-- TASK INSTRUCTIONS --
Copy all of the records below verbatim.

-- GIVEN DATA --
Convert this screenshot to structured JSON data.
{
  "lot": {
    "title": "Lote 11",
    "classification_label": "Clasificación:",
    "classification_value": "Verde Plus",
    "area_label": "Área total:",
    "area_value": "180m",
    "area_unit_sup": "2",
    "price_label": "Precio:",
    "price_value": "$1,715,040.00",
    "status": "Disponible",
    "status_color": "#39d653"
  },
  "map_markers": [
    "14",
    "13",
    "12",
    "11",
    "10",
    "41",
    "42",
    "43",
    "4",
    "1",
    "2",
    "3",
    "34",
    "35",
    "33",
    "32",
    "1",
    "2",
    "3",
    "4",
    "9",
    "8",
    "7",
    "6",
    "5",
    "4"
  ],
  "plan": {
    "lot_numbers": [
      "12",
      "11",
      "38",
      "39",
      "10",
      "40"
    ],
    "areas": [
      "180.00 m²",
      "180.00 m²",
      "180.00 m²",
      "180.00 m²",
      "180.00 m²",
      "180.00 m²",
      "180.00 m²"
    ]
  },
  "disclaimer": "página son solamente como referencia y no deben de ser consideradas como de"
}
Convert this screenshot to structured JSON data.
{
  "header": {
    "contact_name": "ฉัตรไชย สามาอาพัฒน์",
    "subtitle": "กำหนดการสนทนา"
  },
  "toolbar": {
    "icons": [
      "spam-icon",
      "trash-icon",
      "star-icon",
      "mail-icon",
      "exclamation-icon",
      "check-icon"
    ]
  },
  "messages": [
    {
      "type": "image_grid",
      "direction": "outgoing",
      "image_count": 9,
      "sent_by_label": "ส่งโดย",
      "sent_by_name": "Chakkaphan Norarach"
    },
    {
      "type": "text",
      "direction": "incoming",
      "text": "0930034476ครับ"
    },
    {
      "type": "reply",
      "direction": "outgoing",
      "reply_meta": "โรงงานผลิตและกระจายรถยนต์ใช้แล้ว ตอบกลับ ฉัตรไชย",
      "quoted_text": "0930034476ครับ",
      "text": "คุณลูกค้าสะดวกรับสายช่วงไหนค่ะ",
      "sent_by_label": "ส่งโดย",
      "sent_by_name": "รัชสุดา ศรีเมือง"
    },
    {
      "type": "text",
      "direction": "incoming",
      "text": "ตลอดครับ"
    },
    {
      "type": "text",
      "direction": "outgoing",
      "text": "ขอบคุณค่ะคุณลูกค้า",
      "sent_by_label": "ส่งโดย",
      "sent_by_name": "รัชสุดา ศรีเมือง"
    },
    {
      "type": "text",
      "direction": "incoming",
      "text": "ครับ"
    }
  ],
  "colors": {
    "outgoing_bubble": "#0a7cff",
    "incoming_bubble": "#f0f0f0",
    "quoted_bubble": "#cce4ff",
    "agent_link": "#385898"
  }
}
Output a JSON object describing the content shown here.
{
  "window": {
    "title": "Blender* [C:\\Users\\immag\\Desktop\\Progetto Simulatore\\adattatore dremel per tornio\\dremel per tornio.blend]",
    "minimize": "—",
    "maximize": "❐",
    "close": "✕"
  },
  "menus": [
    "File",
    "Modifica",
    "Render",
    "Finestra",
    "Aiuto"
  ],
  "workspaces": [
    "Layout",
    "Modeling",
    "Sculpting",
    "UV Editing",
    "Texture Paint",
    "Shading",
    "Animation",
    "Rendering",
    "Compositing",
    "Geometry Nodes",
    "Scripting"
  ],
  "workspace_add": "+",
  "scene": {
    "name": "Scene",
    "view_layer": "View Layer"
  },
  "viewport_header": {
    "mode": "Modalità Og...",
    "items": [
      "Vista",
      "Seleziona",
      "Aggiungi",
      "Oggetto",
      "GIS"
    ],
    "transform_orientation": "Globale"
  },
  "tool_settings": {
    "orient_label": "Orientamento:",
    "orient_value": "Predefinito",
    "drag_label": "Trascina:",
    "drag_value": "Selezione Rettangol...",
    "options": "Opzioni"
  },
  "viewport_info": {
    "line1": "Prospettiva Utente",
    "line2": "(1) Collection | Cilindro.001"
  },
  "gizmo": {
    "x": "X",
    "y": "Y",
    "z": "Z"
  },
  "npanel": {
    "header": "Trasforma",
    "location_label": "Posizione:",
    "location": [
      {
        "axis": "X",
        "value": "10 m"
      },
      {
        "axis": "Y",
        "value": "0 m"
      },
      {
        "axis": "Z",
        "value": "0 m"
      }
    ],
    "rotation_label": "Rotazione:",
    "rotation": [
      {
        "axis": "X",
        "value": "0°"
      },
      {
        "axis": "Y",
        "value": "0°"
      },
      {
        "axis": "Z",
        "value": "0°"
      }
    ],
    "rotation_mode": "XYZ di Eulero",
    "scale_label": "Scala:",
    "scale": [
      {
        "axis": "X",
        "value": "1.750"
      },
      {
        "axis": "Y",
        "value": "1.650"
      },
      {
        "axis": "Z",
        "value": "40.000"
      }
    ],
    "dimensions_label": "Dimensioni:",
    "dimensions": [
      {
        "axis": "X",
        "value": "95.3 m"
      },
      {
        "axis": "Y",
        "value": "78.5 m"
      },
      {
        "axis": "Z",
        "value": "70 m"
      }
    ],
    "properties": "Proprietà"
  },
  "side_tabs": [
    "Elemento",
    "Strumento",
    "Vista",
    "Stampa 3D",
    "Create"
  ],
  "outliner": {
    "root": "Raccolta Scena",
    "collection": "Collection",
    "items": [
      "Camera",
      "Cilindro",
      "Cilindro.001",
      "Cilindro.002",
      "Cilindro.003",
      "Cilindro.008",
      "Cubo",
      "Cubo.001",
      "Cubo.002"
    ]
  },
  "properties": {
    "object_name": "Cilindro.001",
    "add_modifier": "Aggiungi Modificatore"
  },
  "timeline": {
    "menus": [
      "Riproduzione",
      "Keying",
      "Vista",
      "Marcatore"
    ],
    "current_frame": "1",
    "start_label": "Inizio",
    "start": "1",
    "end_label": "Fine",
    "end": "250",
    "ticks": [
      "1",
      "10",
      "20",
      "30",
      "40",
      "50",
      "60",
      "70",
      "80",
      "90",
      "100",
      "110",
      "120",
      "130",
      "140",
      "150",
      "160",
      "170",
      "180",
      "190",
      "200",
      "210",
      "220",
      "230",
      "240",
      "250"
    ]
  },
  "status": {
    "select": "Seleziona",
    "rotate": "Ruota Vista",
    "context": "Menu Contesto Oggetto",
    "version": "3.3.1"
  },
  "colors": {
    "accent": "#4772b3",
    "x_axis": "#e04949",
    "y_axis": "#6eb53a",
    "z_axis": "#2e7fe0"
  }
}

-- SOLUTION TO THIS TASK --
Convert this screenshot to structured JSON data.
{
  "lot": {
    "title": "Lote 11",
    "classification_label": "Clasificación:",
    "classification_value": "Verde Plus",
    "area_label": "Área total:",
    "area_value": "180m",
    "area_unit_sup": "2",
    "price_label": "Precio:",
    "price_value": "$1,715,040.00",
    "status": "Disponible",
    "status_color": "#39d653"
  },
  "map_markers": [
    "14",
    "13",
    "12",
    "11",
    "10",
    "41",
    "42",
    "43",
    "4",
    "1",
    "2",
    "3",
    "34",
    "35",
    "33",
    "32",
    "1",
    "2",
    "3",
    "4",
    "9",
    "8",
    "7",
    "6",
    "5",
    "4"
  ],
  "plan": {
    "lot_numbers": [
      "12",
      "11",
      "38",
      "39",
      "10",
      "40"
    ],
    "areas": [
      "180.00 m²",
      "180.00 m²",
      "180.00 m²",
      "180.00 m²",
      "180.00 m²",
      "180.00 m²",
      "180.00 m²"
    ]
  },
  "disclaimer": "página son solamente como referencia y no deben de ser consideradas como de"
}
Convert this screenshot to structured JSON data.
{
  "header": {
    "contact_name": "ฉัตรไชย สามาอาพัฒน์",
    "subtitle": "กำหนดการสนทนา"
  },
  "toolbar": {
    "icons": [
      "spam-icon",
      "trash-icon",
      "star-icon",
      "mail-icon",
      "exclamation-icon",
      "check-icon"
    ]
  },
  "messages": [
    {
      "type": "image_grid",
      "direction": "outgoing",
      "image_count": 9,
      "sent_by_label": "ส่งโดย",
      "sent_by_name": "Chakkaphan Norarach"
    },
    {
      "type": "text",
      "direction": "incoming",
      "text": "0930034476ครับ"
    },
    {
      "type": "reply",
      "direction": "outgoing",
      "reply_meta": "โรงงานผลิตและกระจายรถยนต์ใช้แล้ว ตอบกลับ ฉัตรไชย",
      "quoted_text": "0930034476ครับ",
      "text": "คุณลูกค้าสะดวกรับสายช่วงไหนค่ะ",
      "sent_by_label": "ส่งโดย",
      "sent_by_name": "รัชสุดา ศรีเมือง"
    },
    {
      "type": "text",
      "direction": "incoming",
      "text": "ตลอดครับ"
    },
    {
      "type": "text",
      "direction": "outgoing",
      "text": "ขอบคุณค่ะคุณลูกค้า",
      "sent_by_label": "ส่งโดย",
      "sent_by_name": "รัชสุดา ศรีเมือง"
    },
    {
      "type": "text",
      "direction": "incoming",
      "text": "ครับ"
    }
  ],
  "colors": {
    "outgoing_bubble": "#0a7cff",
    "incoming_bubble": "#f0f0f0",
    "quoted_bubble": "#cce4ff",
    "agent_link": "#385898"
  }
}
Output a JSON object describing the content shown here.
{
  "window": {
    "title": "Blender* [C:\\Users\\immag\\Desktop\\Progetto Simulatore\\adattatore dremel per tornio\\dremel per tornio.blend]",
    "minimize": "—",
    "maximize": "❐",
    "close": "✕"
  },
  "menus": [
    "File",
    "Modifica",
    "Render",
    "Finestra",
    "Aiuto"
  ],
  "workspaces": [
    "Layout",
    "Modeling",
    "Sculpting",
    "UV Editing",
    "Texture Paint",
    "Shading",
    "Animation",
    "Rendering",
    "Compositing",
    "Geometry Nodes",
    "Scripting"
  ],
  "workspace_add": "+",
  "scene": {
    "name": "Scene",
    "view_layer": "View Layer"
  },
  "viewport_header": {
    "mode": "Modalità Og...",
    "items": [
      "Vista",
      "Seleziona",
      "Aggiungi",
      "Oggetto",
      "GIS"
    ],
    "transform_orientation": "Globale"
  },
  "tool_settings": {
    "orient_label": "Orientamento:",
    "orient_value": "Predefinito",
    "drag_label": "Trascina:",
    "drag_value": "Selezione Rettangol...",
    "options": "Opzioni"
  },
  "viewport_info": {
    "line1": "Prospettiva Utente",
    "line2": "(1) Collection | Cilindro.001"
  },
  "gizmo": {
    "x": "X",
    "y": "Y",
    "z": "Z"
  },
  "npanel": {
    "header": "Trasforma",
    "location_label": "Posizione:",
    "location": [
      {
        "axis": "X",
        "value": "10 m"
      },
      {
        "axis": "Y",
        "value": "0 m"
      },
      {
        "axis": "Z",
        "value": "0 m"
      }
    ],
    "rotation_label": "Rotazione:",
    "rotation": [
      {
        "axis": "X",
        "value": "0°"
      },
      {
        "axis": "Y",
        "value": "0°"
      },
      {
        "axis": "Z",
        "value": "0°"
      }
    ],
    "rotation_mode": "XYZ di Eulero",
    "scale_label": "Scala:",
    "scale": [
      {
        "axis": "X",
        "value": "1.750"
      },
      {
        "axis": "Y",
        "value": "1.650"
      },
      {
        "axis": "Z",
        "value": "40.000"
      }
    ],
    "dimensions_label": "Dimensioni:",
    "dimensions": [
      {
        "axis": "X",
        "value": "95.3 m"
      },
      {
        "axis": "Y",
        "value": "78.5 m"
      },
      {
        "axis": "Z",
        "value": "70 m"
      }
    ],
    "properties": "Proprietà"
  },
  "side_tabs": [
    "Elemento",
    "Strumento",
    "Vista",
    "Stampa 3D",
    "Create"
  ],
  "outliner": {
    "root": "Raccolta Scena",
    "collection": "Collection",
    "items": [
      "Camera",
      "Cilindro",
      "Cilindro.001",
      "Cilindro.002",
      "Cilindro.003",
      "Cilindro.008",
      "Cubo",
      "Cubo.001",
      "Cubo.002"
    ]
  },
  "properties": {
    "object_name": "Cilindro.001",
    "add_modifier": "Aggiungi Modificatore"
  },
  "timeline": {
    "menus": [
      "Riproduzione",
      "Keying",
      "Vista",
      "Marcatore"
    ],
    "current_frame": "1",
    "start_label": "Inizio",
    "start": "1",
    "end_label": "Fine",
    "end": "250",
    "ticks": [
      "1",
      "10",
      "20",
      "30",
      "40",
      "50",
      "60",
      "70",
      "80",
      "90",
      "100",
      "110",
      "120",
      "130",
      "140",
      "150",
      "160",
      "170",
      "180",
      "190",
      "200",
      "210",
      "220",
      "230",
      "240",
      "250"
    ]
  },
  "status": {
    "select": "Seleziona",
    "rotate": "Ruota Vista",
    "context": "Menu Contesto Oggetto",
    "version": "3.3.1"
  },
  "colors": {
    "accent": "#4772b3",
    "x_axis": "#e04949",
    "y_axis": "#6eb53a",
    "z_axis": "#2e7fe0"
  }
}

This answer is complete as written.